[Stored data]
------
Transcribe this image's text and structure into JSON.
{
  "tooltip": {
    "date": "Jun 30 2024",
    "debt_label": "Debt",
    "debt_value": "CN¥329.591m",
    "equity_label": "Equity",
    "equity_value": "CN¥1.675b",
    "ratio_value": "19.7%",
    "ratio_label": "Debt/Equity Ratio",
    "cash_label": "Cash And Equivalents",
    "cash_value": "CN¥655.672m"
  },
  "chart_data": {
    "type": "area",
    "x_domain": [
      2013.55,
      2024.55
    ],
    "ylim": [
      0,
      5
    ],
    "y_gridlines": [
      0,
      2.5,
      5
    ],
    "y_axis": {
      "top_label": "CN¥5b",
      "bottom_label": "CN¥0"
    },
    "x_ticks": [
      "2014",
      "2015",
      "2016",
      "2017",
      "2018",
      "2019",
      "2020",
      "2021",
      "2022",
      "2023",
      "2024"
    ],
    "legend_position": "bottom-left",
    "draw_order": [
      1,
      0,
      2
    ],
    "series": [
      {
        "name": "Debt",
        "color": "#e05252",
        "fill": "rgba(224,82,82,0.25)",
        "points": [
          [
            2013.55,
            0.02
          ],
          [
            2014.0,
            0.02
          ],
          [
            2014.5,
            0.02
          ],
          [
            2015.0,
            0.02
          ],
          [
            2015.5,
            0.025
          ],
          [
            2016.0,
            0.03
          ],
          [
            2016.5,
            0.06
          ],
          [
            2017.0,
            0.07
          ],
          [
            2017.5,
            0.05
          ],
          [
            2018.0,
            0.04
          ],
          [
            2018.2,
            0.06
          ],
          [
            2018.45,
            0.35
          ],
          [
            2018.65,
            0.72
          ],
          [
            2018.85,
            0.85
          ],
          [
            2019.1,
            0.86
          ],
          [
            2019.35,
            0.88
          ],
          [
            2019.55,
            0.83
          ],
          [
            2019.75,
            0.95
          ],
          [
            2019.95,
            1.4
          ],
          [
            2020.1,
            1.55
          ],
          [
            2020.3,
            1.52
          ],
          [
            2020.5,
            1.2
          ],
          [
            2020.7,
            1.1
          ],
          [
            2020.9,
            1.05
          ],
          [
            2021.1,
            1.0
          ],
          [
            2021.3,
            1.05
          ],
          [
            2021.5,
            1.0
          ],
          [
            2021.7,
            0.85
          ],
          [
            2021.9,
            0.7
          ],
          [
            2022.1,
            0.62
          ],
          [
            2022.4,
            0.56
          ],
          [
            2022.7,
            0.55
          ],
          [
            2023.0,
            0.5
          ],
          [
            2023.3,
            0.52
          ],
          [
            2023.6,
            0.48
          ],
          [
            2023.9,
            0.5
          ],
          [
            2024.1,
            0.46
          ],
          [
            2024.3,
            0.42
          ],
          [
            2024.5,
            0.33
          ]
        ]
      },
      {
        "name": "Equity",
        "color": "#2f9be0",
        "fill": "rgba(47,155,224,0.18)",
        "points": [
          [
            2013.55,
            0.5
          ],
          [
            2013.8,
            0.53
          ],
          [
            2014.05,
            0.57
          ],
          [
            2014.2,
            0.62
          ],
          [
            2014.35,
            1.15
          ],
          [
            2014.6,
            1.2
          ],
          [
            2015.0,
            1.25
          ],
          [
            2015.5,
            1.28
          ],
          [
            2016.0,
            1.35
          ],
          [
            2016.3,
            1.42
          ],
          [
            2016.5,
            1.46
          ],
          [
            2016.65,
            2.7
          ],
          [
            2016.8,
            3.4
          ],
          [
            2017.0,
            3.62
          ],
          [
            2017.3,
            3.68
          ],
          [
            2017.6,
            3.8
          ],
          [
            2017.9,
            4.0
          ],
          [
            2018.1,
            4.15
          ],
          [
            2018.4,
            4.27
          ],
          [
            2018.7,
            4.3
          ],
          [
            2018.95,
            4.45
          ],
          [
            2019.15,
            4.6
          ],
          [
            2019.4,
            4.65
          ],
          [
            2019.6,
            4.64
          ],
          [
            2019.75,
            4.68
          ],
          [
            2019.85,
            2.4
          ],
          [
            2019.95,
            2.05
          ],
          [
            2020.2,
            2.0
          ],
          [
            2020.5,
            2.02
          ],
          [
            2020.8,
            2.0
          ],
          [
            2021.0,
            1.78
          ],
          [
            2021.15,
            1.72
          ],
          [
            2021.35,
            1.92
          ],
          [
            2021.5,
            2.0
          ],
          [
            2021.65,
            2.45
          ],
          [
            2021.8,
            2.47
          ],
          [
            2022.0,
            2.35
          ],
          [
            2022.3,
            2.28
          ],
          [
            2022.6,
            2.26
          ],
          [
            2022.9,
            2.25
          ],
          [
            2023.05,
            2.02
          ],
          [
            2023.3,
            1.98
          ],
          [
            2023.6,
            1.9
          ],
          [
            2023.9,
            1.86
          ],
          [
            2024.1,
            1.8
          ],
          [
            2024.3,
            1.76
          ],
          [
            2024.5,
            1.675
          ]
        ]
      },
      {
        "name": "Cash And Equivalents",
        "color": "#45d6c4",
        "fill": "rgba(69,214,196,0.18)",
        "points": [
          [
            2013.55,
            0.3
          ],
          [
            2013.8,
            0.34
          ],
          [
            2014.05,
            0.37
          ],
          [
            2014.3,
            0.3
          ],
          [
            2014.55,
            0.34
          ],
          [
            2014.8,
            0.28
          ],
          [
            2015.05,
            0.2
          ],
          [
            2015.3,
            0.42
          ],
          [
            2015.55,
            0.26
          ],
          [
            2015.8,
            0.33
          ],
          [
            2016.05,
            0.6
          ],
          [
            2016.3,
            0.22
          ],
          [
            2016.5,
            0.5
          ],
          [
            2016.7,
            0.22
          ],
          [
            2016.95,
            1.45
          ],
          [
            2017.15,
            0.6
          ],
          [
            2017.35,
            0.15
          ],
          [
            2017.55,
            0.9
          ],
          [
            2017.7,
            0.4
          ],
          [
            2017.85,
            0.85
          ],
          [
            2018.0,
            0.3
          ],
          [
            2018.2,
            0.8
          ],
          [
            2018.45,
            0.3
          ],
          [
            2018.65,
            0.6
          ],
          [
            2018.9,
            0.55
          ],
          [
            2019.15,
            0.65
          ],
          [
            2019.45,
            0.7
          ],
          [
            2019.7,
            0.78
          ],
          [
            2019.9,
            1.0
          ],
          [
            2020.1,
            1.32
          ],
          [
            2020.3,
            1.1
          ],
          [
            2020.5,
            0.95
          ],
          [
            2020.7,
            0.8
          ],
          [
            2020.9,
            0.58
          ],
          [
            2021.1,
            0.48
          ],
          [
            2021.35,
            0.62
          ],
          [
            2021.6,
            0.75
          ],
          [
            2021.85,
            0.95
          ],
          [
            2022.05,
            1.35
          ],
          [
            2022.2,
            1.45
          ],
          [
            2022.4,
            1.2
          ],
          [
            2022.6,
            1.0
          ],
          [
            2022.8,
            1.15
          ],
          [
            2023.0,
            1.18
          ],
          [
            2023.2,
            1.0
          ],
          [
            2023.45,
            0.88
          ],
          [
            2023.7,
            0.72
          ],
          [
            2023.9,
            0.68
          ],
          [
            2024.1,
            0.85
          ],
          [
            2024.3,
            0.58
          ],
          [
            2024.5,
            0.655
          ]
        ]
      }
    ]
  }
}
------
**EXERCISE DESCRIPTION:** Output the entries exactly.

**ANSWER TO THIS PROBLEM:**
Transcribe this image's text and structure into JSON.
{
  "tooltip": {
    "date": "Jun 30 2024",
    "debt_label": "Debt",
    "debt_value": "CN¥329.591m",
    "equity_label": "Equity",
    "equity_value": "CN¥1.675b",
    "ratio_value": "19.7%",
    "ratio_label": "Debt/Equity Ratio",
    "cash_label": "Cash And Equivalents",
    "cash_value": "CN¥655.672m"
  },
  "chart_data": {
    "type": "area",
    "x_domain": [
      2013.55,
      2024.55
    ],
    "ylim": [
      0,
      5
    ],
    "y_gridlines": [
      0,
      2.5,
      5
    ],
    "y_axis": {
      "top_label": "CN¥5b",
      "bottom_label": "CN¥0"
    },
    "x_ticks": [
      "2014",
      "2015",
      "2016",
      "2017",
      "2018",
      "2019",
      "2020",
      "2021",
      "2022",
      "2023",
      "2024"
    ],
    "legend_position": "bottom-left",
    "draw_order": [
      1,
      0,
      2
    ],
    "series": [
      {
        "name": "Debt",
        "color": "#e05252",
        "fill": "rgba(224,82,82,0.25)",
        "points": [
          [
            2013.55,
            0.02
          ],
          [
            2014.0,
            0.02
          ],
          [
            2014.5,
            0.02
          ],
          [
            2015.0,
            0.02
          ],
          [
            2015.5,
            0.025
          ],
          [
            2016.0,
            0.03
          ],
          [
            2016.5,
            0.06
          ],
          [
            2017.0,
            0.07
          ],
          [
            2017.5,
            0.05
          ],
          [
            2018.0,
            0.04
          ],
          [
            2018.2,
            0.06
          ],
          [
            2018.45,
            0.35
          ],
          [
            2018.65,
            0.72
          ],
          [
            2018.85,
            0.85
          ],
          [
            2019.1,
            0.86
          ],
          [
            2019.35,
            0.88
          ],
          [
            2019.55,
            0.83
          ],
          [
            2019.75,
            0.95
          ],
          [
            2019.95,
            1.4
          ],
          [
            2020.1,
            1.55
          ],
          [
            2020.3,
            1.52
          ],
          [
            2020.5,
            1.2
          ],
          [
            2020.7,
            1.1
          ],
          [
            2020.9,
            1.05
          ],
          [
            2021.1,
            1.0
          ],
          [
            2021.3,
            1.05
          ],
          [
            2021.5,
            1.0
          ],
          [
            2021.7,
            0.85
          ],
          [
            2021.9,
            0.7
          ],
          [
            2022.1,
            0.62
          ],
          [
            2022.4,
            0.56
          ],
          [
            2022.7,
            0.55
          ],
          [
            2023.0,
            0.5
          ],
          [
            2023.3,
            0.52
          ],
          [
            2023.6,
            0.48
          ],
          [
            2023.9,
            0.5
          ],
          [
            2024.1,
            0.46
          ],
          [
            2024.3,
            0.42
          ],
          [
            2024.5,
            0.33
          ]
        ]
      },
      {
        "name": "Equity",
        "color": "#2f9be0",
        "fill": "rgba(47,155,224,0.18)",
        "points": [
          [
            2013.55,
            0.5
          ],
          [
            2013.8,
            0.53
          ],
          [
            2014.05,
            0.57
          ],
          [
            2014.2,
            0.62
          ],
          [
            2014.35,
            1.15
          ],
          [
            2014.6,
            1.2
          ],
          [
            2015.0,
            1.25
          ],
          [
            2015.5,
            1.28
          ],
          [
            2016.0,
            1.35
          ],
          [
            2016.3,
            1.42
          ],
          [
            2016.5,
            1.46
          ],
          [
            2016.65,
            2.7
          ],
          [
            2016.8,
            3.4
          ],
          [
            2017.0,
            3.62
          ],
          [
            2017.3,
            3.68
          ],
          [
            2017.6,
            3.8
          ],
          [
            2017.9,
            4.0
          ],
          [
            2018.1,
            4.15
          ],
          [
            2018.4,
            4.27
          ],
          [
            2018.7,
            4.3
          ],
          [
            2018.95,
            4.45
          ],
          [
            2019.15,
            4.6
          ],
          [
            2019.4,
            4.65
          ],
          [
            2019.6,
            4.64
          ],
          [
            2019.75,
            4.68
          ],
          [
            2019.85,
            2.4
          ],
          [
            2019.95,
            2.05
          ],
          [
            2020.2,
            2.0
          ],
          [
            2020.5,
            2.02
          ],
          [
            2020.8,
            2.0
          ],
          [
            2021.0,
            1.78
          ],
          [
            2021.15,
            1.72
          ],
          [
            2021.35,
            1.92
          ],
          [
            2021.5,
            2.0
          ],
          [
            2021.65,
            2.45
          ],
          [
            2021.8,
            2.47
          ],
          [
            2022.0,
            2.35
          ],
          [
            2022.3,
            2.28
          ],
          [
            2022.6,
            2.26
          ],
          [
            2022.9,
            2.25
          ],
          [
            2023.05,
            2.02
          ],
          [
            2023.3,
            1.98
          ],
          [
            2023.6,
            1.9
          ],
          [
            2023.9,
            1.86
          ],
          [
            2024.1,
            1.8
          ],
          [
            2024.3,
            1.76
          ],
          [
            2024.5,
            1.675
          ]
        ]
      },
      {
        "name": "Cash And Equivalents",
        "color": "#45d6c4",
        "fill": "rgba(69,214,196,0.18)",
        "points": [
          [
            2013.55,
            0.3
          ],
          [
            2013.8,
            0.34
          ],
          [
            2014.05,
            0.37
          ],
          [
            2014.3,
            0.3
          ],
          [
            2014.55,
            0.34
          ],
          [
            2014.8,
            0.28
          ],
          [
            2015.05,
            0.2
          ],
          [
            2015.3,
            0.42
          ],
          [
            2015.55,
            0.26
          ],
          [
            2015.8,
            0.33
          ],
          [
            2016.05,
            0.6
          ],
          [
            2016.3,
            0.22
          ],
          [
            2016.5,
            0.5
          ],
          [
            2016.7,
            0.22
          ],
          [
            2016.95,
            1.45
          ],
          [
            2017.15,
            0.6
          ],
          [
            2017.35,
            0.15
          ],
          [
            2017.55,
            0.9
          ],
          [
            2017.7,
            0.4
          ],
          [
            2017.85,
            0.85
          ],
          [
            2018.0,
            0.3
          ],
          [
            2018.2,
            0.8
          ],
          [
            2018.45,
            0.3
          ],
          [
            2018.65,
            0.6
          ],
          [
            2018.9,
            0.55
          ],
          [
            2019.15,
            0.65
          ],
          [
            2019.45,
            0.7
          ],
          [
            2019.7,
            0.78
          ],
          [
            2019.9,
            1.0
          ],
          [
            2020.1,
            1.32
          ],
          [
            2020.3,
            1.1
          ],
          [
            2020.5,
            0.95
          ],
          [
            2020.7,
            0.8
          ],
          [
            2020.9,
            0.58
          ],
          [
            2021.1,
            0.48
          ],
          [
            2021.35,
            0.62
          ],
          [
            2021.6,
            0.75
          ],
          [
            2021.85,
            0.95
          ],
          [
            2022.05,
            1.35
          ],
          [
            2022.2,
            1.45
          ],
          [
            2022.4,
            1.2
          ],
          [
            2022.6,
            1.0
          ],
          [
            2022.8,
            1.15
          ],
          [
            2023.0,
            1.18
          ],
          [
            2023.2,
            1.0
          ],
          [
            2023.45,
            0.88
          ],
          [
            2023.7,
            0.72
          ],
          [
            2023.9,
            0.68
          ],
          [
            2024.1,
            0.85
          ],
          [
            2024.3,
            0.58
          ],
          [
            2024.5,
            0.655
          ]
        ]
      }
    ]
  }
}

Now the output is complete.